* [Text excerpt]
┌──
Dennis Loney’s work has appeared in 32 Poems and the Sewanee Theological Review. His manuscript, Casualties of Conveyance, was a finalist in the Anthony Hecht Poetry Prize competition. Dennis received a BA from Creighton University and an MA in Writing from The Johns Hopkins University, and in 2006 he was awarded a DC Arts and Humanities Fellowship.

Donal Mahoney has worked as an editor for The Chicago Sun-Times, Loyola University Press, McDonnell Douglas Corporation (now Boeing), and Washington University in St. Louis. He has had poems published in or accepted by The Wisconsin Review, Revival (Ireland), The Kansas Quarterly, The South Carolina Review, Commonweal, The Beloit Poetry Journal, The Christian Science Monitor, The Davidson Miscellany, The Goddard Journal, The Pembroke Magazine, The Chicago Sunday Tribune Magazine and other publications.

Matt Merritt is a poet and journalist from Leicester, UK. His debut collection, Troy Town, was published in March 2008 by Arrowhead Press, and a chapbook, Making The Most Of The Light, by HappenStance Press in 2005. He blogs at http://polyolbion.blogspot.com/.

Alistair Noon is a translocal late neo-Objectivist and member of the English-speaking minority in central Brandenburg, Germany. His e-chapbook Across the Water won the Mimesis Digital Chapbook Initiative 2008. Links to his poems, reviews, essays and translations from German, Russian and Chinese can be found at www.myspace.com/alistairnoon.
└──
* [Data to examine]
┌──
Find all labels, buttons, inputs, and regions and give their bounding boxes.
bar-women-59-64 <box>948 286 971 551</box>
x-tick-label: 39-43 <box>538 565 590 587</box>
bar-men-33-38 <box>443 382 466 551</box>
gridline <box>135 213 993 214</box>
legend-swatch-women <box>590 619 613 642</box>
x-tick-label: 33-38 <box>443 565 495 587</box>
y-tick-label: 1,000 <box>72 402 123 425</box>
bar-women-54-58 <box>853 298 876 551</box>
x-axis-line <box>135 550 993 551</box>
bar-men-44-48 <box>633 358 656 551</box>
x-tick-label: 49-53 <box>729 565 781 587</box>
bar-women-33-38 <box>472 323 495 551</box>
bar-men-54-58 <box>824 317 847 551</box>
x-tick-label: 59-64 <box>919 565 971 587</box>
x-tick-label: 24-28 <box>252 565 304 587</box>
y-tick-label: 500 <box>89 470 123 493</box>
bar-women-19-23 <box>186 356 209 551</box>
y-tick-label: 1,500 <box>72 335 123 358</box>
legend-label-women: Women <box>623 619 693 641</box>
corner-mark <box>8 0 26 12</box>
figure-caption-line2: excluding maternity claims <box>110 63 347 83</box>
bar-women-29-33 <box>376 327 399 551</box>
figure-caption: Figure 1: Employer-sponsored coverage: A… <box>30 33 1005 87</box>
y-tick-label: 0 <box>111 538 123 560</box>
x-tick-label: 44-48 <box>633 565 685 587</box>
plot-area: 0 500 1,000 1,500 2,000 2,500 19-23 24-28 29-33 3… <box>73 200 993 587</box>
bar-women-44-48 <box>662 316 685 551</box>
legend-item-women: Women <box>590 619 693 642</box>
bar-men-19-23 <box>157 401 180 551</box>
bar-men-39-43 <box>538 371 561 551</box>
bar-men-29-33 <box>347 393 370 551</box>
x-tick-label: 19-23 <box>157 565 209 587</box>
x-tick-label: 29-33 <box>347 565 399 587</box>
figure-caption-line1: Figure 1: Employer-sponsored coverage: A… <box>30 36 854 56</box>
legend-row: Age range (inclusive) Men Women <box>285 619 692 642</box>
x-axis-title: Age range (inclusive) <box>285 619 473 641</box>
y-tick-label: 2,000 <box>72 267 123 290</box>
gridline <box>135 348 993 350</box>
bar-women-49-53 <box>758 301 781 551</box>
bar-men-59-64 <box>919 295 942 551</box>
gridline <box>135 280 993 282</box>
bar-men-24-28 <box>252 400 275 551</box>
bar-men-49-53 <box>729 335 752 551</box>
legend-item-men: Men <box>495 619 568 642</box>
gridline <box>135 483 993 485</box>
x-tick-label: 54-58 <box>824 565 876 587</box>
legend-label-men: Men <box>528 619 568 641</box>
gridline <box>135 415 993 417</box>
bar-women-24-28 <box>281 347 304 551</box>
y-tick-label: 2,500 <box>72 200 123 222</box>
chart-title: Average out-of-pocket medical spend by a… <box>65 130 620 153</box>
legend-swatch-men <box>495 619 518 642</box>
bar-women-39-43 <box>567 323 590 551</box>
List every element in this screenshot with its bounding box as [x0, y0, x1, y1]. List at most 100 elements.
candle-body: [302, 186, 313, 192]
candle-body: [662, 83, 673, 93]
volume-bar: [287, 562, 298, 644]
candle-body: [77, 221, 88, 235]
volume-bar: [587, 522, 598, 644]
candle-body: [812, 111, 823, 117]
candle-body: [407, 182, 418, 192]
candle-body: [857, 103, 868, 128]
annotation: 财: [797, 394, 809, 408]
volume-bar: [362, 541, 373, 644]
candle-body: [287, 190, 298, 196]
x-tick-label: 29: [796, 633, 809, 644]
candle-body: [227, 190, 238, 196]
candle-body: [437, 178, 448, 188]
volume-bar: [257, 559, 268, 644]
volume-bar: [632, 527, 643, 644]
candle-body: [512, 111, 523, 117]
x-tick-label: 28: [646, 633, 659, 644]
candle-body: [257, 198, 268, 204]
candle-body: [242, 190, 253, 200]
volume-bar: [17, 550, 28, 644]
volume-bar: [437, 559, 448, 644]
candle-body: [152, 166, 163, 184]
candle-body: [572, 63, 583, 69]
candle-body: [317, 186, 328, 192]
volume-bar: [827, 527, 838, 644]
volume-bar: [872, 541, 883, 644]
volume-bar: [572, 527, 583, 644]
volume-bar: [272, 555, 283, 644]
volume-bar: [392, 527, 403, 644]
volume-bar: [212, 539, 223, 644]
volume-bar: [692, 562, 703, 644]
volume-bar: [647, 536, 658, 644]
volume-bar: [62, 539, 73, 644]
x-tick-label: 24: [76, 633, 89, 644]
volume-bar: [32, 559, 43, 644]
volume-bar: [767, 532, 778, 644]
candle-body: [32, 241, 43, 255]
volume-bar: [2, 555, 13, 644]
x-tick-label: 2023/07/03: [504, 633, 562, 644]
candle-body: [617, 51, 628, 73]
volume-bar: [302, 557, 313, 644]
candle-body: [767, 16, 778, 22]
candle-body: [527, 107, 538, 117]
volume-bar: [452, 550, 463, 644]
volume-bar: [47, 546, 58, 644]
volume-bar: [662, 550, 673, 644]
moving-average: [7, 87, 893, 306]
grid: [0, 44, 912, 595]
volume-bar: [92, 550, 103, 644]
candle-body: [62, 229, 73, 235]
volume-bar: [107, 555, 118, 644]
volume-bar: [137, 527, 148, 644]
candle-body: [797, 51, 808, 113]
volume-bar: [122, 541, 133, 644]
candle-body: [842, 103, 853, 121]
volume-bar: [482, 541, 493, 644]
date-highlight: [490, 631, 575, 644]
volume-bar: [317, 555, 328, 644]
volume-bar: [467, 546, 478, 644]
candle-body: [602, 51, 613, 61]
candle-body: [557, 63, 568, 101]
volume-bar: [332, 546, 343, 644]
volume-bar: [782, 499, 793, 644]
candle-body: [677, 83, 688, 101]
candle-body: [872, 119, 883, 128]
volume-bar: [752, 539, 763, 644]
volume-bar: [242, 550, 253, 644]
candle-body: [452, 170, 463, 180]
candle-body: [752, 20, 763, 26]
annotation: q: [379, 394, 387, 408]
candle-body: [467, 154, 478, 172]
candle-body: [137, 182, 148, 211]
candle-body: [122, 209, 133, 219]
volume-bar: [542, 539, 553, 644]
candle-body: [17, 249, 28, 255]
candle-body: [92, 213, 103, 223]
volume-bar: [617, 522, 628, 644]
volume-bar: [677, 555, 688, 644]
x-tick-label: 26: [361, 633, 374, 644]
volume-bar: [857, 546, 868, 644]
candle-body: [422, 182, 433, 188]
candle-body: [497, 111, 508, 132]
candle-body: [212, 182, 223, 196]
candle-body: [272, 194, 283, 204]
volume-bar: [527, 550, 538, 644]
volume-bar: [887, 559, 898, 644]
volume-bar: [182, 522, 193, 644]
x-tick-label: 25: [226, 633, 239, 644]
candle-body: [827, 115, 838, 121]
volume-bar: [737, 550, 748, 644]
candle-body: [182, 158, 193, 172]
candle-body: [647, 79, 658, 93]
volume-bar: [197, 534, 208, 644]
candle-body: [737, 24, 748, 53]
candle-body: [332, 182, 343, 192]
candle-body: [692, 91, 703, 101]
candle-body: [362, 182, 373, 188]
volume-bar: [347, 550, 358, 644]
└──
* [Tasks]
1. According to the contributor notes, which press published Matt Merritt's debut collection, Troy Town?
2. Please list every organization the contributor notes say Donal Mahoney has worked for as an editor.
3. Write the next part of the contributor notes, picking up after their final sentence.

* [Solved problems]
1. Arrowhead Press

2.
- The Chicago Sun-Times
- Loyola University Press
- McDonnell Douglas Corporation (now Boeing)
- Washington University in St. Louis

3.
Christine Potter actually lives on a creek. Not THAT one, though. Her first book of poetry, Zero Degrees At First Light, was published in 2006 by David Robert Books. She's been published in small magazines like Tipton, Stirring, The Pedestal, and Mimesis. And she's been head moderator at The Gazebo for longer than she'll admit.

Janice D. Soderling is a past contributor to The Shit Creek Review. Her work appears regularly in online and print journals. Recent and forthcoming work at Centrifugal Eye, Prick of the Spindle, The Chimaera, Blue Unicorn, Anon, Orbis, Stirring, Mannequin Envy, NewVerseNews, Hobble Creek Review, Literary Bohemian, and Lucid Rhythms.

Peter Swanson lives in Somerville, Massachusetts. He has recently published poetry in The Interpreter’s House, The Lyric, Measure, Rattapallax, Unsplendid, and The Vocabula Review.

John Whitworth is oldish, fattish, baldish, as the poem suggests. His tenth book of poems Being the Bad Guy was published by the great and good Harry Chambers in Cornwall. Les Murray likes it and so should you.

Artists

Donald Zirilli  will make web pages for food.

Mark Bulwinkle  artist, B. 1946 Boston Mass., lives in Oakland, Ca. Former student of Robert J. Clawson, Weston, Mass. Google Mark Bulwinkle, artist, or see www.markbulwinkle.com. His 'Steelhead and Sun frolic in River' adorns the front page of SCR, and many other creekish spots as well.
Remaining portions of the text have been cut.